# [DATA FOR THIS EXERCISE]
[BEGIN]
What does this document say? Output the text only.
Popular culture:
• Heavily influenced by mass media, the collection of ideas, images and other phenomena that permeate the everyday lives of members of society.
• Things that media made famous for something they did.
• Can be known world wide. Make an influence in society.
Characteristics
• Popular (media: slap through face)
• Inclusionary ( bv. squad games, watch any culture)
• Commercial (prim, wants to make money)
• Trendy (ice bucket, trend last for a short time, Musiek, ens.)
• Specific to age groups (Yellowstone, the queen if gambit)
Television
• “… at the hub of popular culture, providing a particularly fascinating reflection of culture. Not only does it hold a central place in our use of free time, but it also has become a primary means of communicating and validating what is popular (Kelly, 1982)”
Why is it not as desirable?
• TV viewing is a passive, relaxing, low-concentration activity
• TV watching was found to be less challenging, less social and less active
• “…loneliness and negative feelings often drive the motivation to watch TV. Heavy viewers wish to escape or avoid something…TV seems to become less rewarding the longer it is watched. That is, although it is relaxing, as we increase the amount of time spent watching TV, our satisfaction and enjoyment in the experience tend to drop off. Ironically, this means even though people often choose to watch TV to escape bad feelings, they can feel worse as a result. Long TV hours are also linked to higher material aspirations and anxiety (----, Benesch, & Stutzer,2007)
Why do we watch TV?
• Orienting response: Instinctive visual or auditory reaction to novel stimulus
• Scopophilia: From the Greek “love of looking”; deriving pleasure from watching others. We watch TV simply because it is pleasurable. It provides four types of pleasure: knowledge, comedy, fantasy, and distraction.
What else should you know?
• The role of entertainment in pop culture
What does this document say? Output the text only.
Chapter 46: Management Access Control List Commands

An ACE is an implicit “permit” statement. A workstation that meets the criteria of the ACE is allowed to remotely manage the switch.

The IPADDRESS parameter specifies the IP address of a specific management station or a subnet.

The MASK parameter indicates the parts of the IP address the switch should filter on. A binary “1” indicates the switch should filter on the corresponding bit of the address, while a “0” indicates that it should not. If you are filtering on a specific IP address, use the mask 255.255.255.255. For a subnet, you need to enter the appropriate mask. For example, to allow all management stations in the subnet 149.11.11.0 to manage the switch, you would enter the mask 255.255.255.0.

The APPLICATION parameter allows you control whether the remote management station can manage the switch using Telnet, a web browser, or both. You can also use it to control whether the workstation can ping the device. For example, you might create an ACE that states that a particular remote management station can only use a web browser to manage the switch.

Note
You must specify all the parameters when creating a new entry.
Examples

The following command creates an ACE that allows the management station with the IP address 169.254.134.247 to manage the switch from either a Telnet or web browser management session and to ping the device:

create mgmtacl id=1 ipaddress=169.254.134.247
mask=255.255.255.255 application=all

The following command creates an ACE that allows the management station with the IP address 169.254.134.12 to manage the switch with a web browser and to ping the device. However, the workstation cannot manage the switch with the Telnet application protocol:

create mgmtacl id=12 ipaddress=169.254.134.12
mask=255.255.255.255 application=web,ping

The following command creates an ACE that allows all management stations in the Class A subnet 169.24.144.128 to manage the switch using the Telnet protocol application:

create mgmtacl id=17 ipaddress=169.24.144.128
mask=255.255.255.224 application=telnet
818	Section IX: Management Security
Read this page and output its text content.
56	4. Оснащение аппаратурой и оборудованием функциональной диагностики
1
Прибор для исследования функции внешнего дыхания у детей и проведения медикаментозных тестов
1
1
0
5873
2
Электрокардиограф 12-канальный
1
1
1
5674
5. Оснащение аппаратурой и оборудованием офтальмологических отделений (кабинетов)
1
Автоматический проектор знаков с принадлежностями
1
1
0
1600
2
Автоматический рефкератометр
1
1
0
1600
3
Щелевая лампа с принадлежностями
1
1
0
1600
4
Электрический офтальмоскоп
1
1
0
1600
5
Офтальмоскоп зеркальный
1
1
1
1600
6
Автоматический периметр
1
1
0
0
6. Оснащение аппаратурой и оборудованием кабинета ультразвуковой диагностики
[END]
# [DO THIS]
Make an exact copy of every line in the data.

# [ANSWER TO THIS TASK]
What does this document say? Output the text only.
Popular culture:
• Heavily influenced by mass media, the collection of ideas, images and other phenomena that permeate the everyday lives of members of society.
• Things that media made famous for something they did.
• Can be known world wide. Make an influence in society.
Characteristics
• Popular (media: slap through face)
• Inclusionary ( bv. squad games, watch any culture)
• Commercial (prim, wants to make money)
• Trendy (ice bucket, trend last for a short time, Musiek, ens.)
• Specific to age groups (Yellowstone, the queen if gambit)
Television
• “… at the hub of popular culture, providing a particularly fascinating reflection of culture. Not only does it hold a central place in our use of free time, but it also has become a primary means of communicating and validating what is popular (Kelly, 1982)”
Why is it not as desirable?
• TV viewing is a passive, relaxing, low-concentration activity
• TV watching was found to be less challenging, less social and less active
• “…loneliness and negative feelings often drive the motivation to watch TV. Heavy viewers wish to escape or avoid something…TV seems to become less rewarding the longer it is watched. That is, although it is relaxing, as we increase the amount of time spent watching TV, our satisfaction and enjoyment in the experience tend to drop off. Ironically, this means even though people often choose to watch TV to escape bad feelings, they can feel worse as a result. Long TV hours are also linked to higher material aspirations and anxiety (----, Benesch, & Stutzer,2007)
Why do we watch TV?
• Orienting response: Instinctive visual or auditory reaction to novel stimulus
• Scopophilia: From the Greek “love of looking”; deriving pleasure from watching others. We watch TV simply because it is pleasurable. It provides four types of pleasure: knowledge, comedy, fantasy, and distraction.
What else should you know?
• The role of entertainment in pop culture
What does this document say? Output the text only.
Chapter 46: Management Access Control List Commands

An ACE is an implicit “permit” statement. A workstation that meets the criteria of the ACE is allowed to remotely manage the switch.

The IPADDRESS parameter specifies the IP address of a specific management station or a subnet.

The MASK parameter indicates the parts of the IP address the switch should filter on. A binary “1” indicates the switch should filter on the corresponding bit of the address, while a “0” indicates that it should not. If you are filtering on a specific IP address, use the mask 255.255.255.255. For a subnet, you need to enter the appropriate mask. For example, to allow all management stations in the subnet 149.11.11.0 to manage the switch, you would enter the mask 255.255.255.0.

The APPLICATION parameter allows you control whether the remote management station can manage the switch using Telnet, a web browser, or both. You can also use it to control whether the workstation can ping the device. For example, you might create an ACE that states that a particular remote management station can only use a web browser to manage the switch.

Note
You must specify all the parameters when creating a new entry.
Examples

The following command creates an ACE that allows the management station with the IP address 169.254.134.247 to manage the switch from either a Telnet or web browser management session and to ping the device:

create mgmtacl id=1 ipaddress=169.254.134.247
mask=255.255.255.255 application=all

The following command creates an ACE that allows the management station with the IP address 169.254.134.12 to manage the switch with a web browser and to ping the device. However, the workstation cannot manage the switch with the Telnet application protocol:

create mgmtacl id=12 ipaddress=169.254.134.12
mask=255.255.255.255 application=web,ping

The following command creates an ACE that allows all management stations in the Class A subnet 169.24.144.128 to manage the switch using the Telnet protocol application:

create mgmtacl id=17 ipaddress=169.24.144.128
mask=255.255.255.224 application=telnet
818	Section IX: Management Security
Read this page and output its text content.
56	4. Оснащение аппаратурой и оборудованием функциональной диагностики
1
Прибор для исследования функции внешнего дыхания у детей и проведения медикаментозных тестов
1
1
0
5873
2
Электрокардиограф 12-канальный
1
1
1
5674
5. Оснащение аппаратурой и оборудованием офтальмологических отделений (кабинетов)
1
Автоматический проектор знаков с принадлежностями
1
1
0
1600
2
Автоматический рефкератометр
1
1
0
1600
3
Щелевая лампа с принадлежностями
1
1
0
1600
4
Электрический офтальмоскоп
1
1
0
1600
5
Офтальмоскоп зеркальный
1
1
1
1600
6
Автоматический периметр
1
1
0
0
6. Оснащение аппаратурой и оборудованием кабинета ультразвуковой диагностики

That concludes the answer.